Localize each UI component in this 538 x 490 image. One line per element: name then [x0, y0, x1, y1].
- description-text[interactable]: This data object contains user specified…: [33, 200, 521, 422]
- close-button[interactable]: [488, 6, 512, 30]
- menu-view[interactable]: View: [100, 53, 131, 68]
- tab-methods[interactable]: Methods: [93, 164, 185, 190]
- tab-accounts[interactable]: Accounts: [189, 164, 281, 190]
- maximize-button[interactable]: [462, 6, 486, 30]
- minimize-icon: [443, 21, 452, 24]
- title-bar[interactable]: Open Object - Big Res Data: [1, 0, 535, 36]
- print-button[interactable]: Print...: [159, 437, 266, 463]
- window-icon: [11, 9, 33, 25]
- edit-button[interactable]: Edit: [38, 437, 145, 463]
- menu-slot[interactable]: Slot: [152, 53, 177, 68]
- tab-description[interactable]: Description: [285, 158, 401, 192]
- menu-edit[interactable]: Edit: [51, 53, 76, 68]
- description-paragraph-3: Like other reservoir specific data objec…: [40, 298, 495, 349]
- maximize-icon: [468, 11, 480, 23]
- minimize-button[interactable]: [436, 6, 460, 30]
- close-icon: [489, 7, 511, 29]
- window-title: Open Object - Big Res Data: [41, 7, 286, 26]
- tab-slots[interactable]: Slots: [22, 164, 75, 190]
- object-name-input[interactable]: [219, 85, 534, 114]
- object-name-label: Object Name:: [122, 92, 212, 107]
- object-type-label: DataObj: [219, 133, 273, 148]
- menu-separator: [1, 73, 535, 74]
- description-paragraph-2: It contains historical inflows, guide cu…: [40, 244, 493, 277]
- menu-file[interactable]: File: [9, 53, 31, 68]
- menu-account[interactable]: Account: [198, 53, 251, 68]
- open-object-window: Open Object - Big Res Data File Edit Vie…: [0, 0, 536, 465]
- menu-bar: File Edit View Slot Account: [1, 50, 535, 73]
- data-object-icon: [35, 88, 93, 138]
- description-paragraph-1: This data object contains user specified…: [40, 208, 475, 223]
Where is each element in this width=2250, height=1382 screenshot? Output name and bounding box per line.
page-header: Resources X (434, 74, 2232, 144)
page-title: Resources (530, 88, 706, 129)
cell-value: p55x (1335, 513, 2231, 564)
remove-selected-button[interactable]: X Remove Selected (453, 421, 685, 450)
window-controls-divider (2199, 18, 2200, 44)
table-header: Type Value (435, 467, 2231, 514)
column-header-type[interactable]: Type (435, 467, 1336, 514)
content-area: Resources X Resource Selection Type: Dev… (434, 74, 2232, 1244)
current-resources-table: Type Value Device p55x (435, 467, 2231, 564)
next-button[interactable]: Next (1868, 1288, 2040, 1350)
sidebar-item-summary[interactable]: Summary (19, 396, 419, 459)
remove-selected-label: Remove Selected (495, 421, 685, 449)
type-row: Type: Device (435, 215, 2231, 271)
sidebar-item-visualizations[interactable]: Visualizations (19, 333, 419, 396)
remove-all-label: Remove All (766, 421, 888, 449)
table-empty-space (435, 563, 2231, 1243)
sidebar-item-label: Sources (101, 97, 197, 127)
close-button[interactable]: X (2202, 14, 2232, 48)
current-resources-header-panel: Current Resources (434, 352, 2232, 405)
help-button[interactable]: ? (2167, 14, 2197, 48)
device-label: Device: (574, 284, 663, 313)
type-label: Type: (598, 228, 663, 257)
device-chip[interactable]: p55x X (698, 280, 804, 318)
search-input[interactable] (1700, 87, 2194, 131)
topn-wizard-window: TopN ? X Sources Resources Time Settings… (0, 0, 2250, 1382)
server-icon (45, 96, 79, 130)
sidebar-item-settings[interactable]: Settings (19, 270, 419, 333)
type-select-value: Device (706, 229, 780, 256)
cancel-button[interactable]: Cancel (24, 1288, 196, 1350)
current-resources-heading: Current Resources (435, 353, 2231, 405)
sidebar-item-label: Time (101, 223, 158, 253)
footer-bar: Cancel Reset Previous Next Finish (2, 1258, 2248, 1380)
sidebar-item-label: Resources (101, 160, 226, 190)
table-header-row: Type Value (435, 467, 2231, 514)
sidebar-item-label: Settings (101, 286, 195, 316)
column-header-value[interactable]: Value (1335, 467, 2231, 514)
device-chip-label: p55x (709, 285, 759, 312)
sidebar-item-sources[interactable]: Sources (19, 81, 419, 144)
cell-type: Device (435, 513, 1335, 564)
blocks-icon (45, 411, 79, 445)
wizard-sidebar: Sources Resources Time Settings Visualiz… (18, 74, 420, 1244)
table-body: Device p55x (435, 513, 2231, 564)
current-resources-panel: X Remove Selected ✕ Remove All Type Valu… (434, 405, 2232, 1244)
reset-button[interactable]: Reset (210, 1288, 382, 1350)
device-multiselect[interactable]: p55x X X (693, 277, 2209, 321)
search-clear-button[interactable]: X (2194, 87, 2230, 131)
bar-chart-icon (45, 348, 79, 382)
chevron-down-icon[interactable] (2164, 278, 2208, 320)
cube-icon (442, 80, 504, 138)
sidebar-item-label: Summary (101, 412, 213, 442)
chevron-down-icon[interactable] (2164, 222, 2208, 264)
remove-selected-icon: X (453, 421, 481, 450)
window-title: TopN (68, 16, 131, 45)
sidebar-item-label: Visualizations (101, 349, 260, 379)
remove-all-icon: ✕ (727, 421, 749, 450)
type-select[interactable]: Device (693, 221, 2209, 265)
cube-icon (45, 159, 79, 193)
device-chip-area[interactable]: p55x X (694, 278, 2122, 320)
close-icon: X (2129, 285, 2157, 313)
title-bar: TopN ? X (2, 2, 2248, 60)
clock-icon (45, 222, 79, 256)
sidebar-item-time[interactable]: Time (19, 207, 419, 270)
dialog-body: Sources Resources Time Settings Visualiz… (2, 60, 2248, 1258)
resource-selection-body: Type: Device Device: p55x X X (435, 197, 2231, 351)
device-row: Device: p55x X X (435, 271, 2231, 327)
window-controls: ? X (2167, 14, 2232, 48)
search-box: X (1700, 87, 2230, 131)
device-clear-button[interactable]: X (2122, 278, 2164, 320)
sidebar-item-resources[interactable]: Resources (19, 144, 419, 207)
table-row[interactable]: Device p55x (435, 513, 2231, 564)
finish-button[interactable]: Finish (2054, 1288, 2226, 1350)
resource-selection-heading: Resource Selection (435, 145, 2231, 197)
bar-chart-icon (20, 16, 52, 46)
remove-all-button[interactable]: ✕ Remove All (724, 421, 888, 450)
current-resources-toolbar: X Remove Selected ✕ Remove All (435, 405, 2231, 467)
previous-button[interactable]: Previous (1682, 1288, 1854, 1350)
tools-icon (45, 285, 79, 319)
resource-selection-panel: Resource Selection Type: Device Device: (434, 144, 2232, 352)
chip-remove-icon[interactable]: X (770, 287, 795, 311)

Directive: Render every line of the material above as a JSON list of strings, one string per line, omitting any blank lines.

Solution:
[
  "Localize each UI component in this 538 x 490 image. One line per element: name then [x0, y0, x1, y1].",
  "- description-text[interactable]: This data object contains user specified…: [33, 200, 521, 422]",
  "- close-button[interactable]: [488, 6, 512, 30]",
  "- menu-view[interactable]: View: [100, 53, 131, 68]",
  "- tab-methods[interactable]: Methods: [93, 164, 185, 190]",
  "- tab-accounts[interactable]: Accounts: [189, 164, 281, 190]",
  "- maximize-button[interactable]: [462, 6, 486, 30]",
  "- minimize-icon: [443, 21, 452, 24]",
  "- title-bar[interactable]: Open Object - Big Res Data: [1, 0, 535, 36]",
  "- print-button[interactable]: Print...: [159, 437, 266, 463]",
  "- window-icon: [11, 9, 33, 25]",
  "- edit-button[interactable]: Edit: [38, 437, 145, 463]",
  "- menu-slot[interactable]: Slot: [152, 53, 177, 68]",
  "- tab-description[interactable]: Description: [285, 158, 401, 192]",
  "- menu-edit[interactable]: Edit: [51, 53, 76, 68]",
  "- description-paragraph-3: Like other reservoir specific data objec…: [40, 298, 495, 349]",
  "- maximize-icon: [468, 11, 480, 23]",
  "- minimize-button[interactable]: [436, 6, 460, 30]",
  "- close-icon: [489, 7, 511, 29]",
  "- window-title: Open Object - Big Res Data: [41, 7, 286, 26]",
  "- tab-slots[interactable]: Slots: [22, 164, 75, 190]",
  "- object-name-input[interactable]: [219, 85, 534, 114]",
  "- object-name-label: Object Name:: [122, 92, 212, 107]",
  "- object-type-label: DataObj: [219, 133, 273, 148]",
  "- menu-separator: [1, 73, 535, 74]",
  "- description-paragraph-2: It contains historical inflows, guide cu…: [40, 244, 493, 277]",
  "- menu-file[interactable]: File: [9, 53, 31, 68]",
  "- menu-account[interactable]: Account: [198, 53, 251, 68]",
  "- open-object-window: Open Object - Big Res Data File Edit Vie…: [0, 0, 536, 465]",
  "- menu-bar: File Edit View Slot Account: [1, 50, 535, 73]",
  "- data-object-icon: [35, 88, 93, 138]",
  "- description-paragraph-1: This data object contains user specified…: [40, 208, 475, 223]",
  "Where is each element in this width=2250, height=1382 screenshot? Output name and bounding box per line.",
  "page-header: Resources X (434, 74, 2232, 144)",
  "page-title: Resources (530, 88, 706, 129)",
  "cell-value: p55x (1335, 513, 2231, 564)",
  "remove-selected-button[interactable]: X Remove Selected (453, 421, 685, 450)",
  "window-controls-divider (2199, 18, 2200, 44)",
  "table-header: Type Value (435, 467, 2231, 514)",
  "column-header-type[interactable]: Type (435, 467, 1336, 514)",
  "content-area: Resources X Resource Selection Type: Dev… (434, 74, 2232, 1244)",
  "current-resources-table: Type Value Device p55x (435, 467, 2231, 564)",
  "next-button[interactable]: Next (1868, 1288, 2040, 1350)",
  "sidebar-item-summary[interactable]: Summary (19, 396, 419, 459)",
  "remove-selected-label: Remove Selected (495, 421, 685, 449)",
  "type-row: Type: Device (435, 215, 2231, 271)",
  "sidebar-item-visualizations[interactable]: Visualizations (19, 333, 419, 396)",
  "remove-all-label: Remove All (766, 421, 888, 449)",
  "table-empty-space (435, 563, 2231, 1243)",
  "sidebar-item-label: Sources (101, 97, 197, 127)",
  "close-button[interactable]: X (2202, 14, 2232, 48)",
  "current-resources-header-panel: Current Resources (434, 352, 2232, 405)",
  "help-button[interactable]: ? (2167, 14, 2197, 48)",
  "device-label: Device: (574, 284, 663, 313)",
  "type-label: Type: (598, 228, 663, 257)",
  "device-chip[interactable]: p55x X (698, 280, 804, 318)",
  "search-input[interactable] (1700, 87, 2194, 131)",
  "topn-wizard-window: TopN ? X Sources Resources Time Settings… (0, 0, 2250, 1382)",
  "server-icon (45, 96, 79, 130)",
  "sidebar-item-settings[interactable]: Settings (19, 270, 419, 333)",
  "type-select-value: Device (706, 229, 780, 256)",
  "cancel-button[interactable]: Cancel (24, 1288, 196, 1350)",
  "current-resources-heading: Current Resources (435, 353, 2231, 405)",
  "sidebar-item-label: Time (101, 223, 158, 253)",
  "footer-bar: Cancel Reset Previous Next Finish (2, 1258, 2248, 1380)",
  "sidebar-item-label: Resources (101, 160, 226, 190)",
  "table-header-row: Type Value (435, 467, 2231, 514)",
  "sidebar-item-label: Settings (101, 286, 195, 316)",
  "column-header-value[interactable]: Value (1335, 467, 2231, 514)",
  "device-chip-label: p55x (709, 285, 759, 312)",
  "sidebar-item-sources[interactable]: Sources (19, 81, 419, 144)",
  "cell-type: Device (435, 513, 1335, 564)",
  "blocks-icon (45, 411, 79, 445)",
  "wizard-sidebar: Sources Resources Time Settings Visualiz… (18, 74, 420, 1244)",
  "table-body: Device p55x (435, 513, 2231, 564)",
  "current-resources-panel: X Remove Selected ✕ Remove All Type Valu… (434, 405, 2232, 1244)",
  "reset-button[interactable]: Reset (210, 1288, 382, 1350)",
  "device-multiselect[interactable]: p55x X X (693, 277, 2209, 321)",
  "search-clear-button[interactable]: X (2194, 87, 2230, 131)",
  "bar-chart-icon (45, 348, 79, 382)",
  "chevron-down-icon[interactable] (2164, 278, 2208, 320)",
  "cube-icon (442, 80, 504, 138)",
  "sidebar-item-label: Summary (101, 412, 213, 442)",
  "chevron-down-icon[interactable] (2164, 222, 2208, 264)",
  "remove-selected-icon: X (453, 421, 481, 450)",
  "window-title: TopN (68, 16, 131, 45)",
  "sidebar-item-label: Visualizations (101, 349, 260, 379)",
  "remove-all-icon: ✕ (727, 421, 749, 450)",
  "type-select[interactable]: Device (693, 221, 2209, 265)",
  "cube-icon (45, 159, 79, 193)",
  "device-chip-area[interactable]: p55x X (694, 278, 2122, 320)",
  "close-icon: X (2129, 285, 2157, 313)",
  "title-bar: TopN ? X (2, 2, 2248, 60)",
  "clock-icon (45, 222, 79, 256)",
  "sidebar-item-time[interactable]: Time (19, 207, 419, 270)",
  "dialog-body: Sources Resources Time Settings Visualiz… (2, 60, 2248, 1258)",
  "resource-selection-body: Type: Device Device: p55x X X (435, 197, 2231, 351)",
  "device-row: Device: p55x X X (435, 271, 2231, 327)",
  "window-controls: ? X (2167, 14, 2232, 48)",
  "search-box: X (1700, 87, 2230, 131)",
  "device-clear-button[interactable]: X (2122, 278, 2164, 320)",
  "sidebar-item-resources[interactable]: Resources (19, 144, 419, 207)",
  "table-row[interactable]: Device p55x (435, 513, 2231, 564)",
  "finish-button[interactable]: Finish (2054, 1288, 2226, 1350)",
  "resource-selection-heading: Resource Selection (435, 145, 2231, 197)",
  "bar-chart-icon (20, 16, 52, 46)",
  "remove-all-button[interactable]: ✕ Remove All (724, 421, 888, 450)",
  "current-resources-toolbar: X Remove Selected ✕ Remove All (435, 405, 2231, 467)",
  "previous-button[interactable]: Previous (1682, 1288, 1854, 1350)",
  "tools-icon (45, 285, 79, 319)",
  "resource-selection-panel: Resource Selection Type: Device Device: (434, 144, 2232, 352)",
  "chip-remove-icon[interactable]: X (770, 287, 795, 311)"
]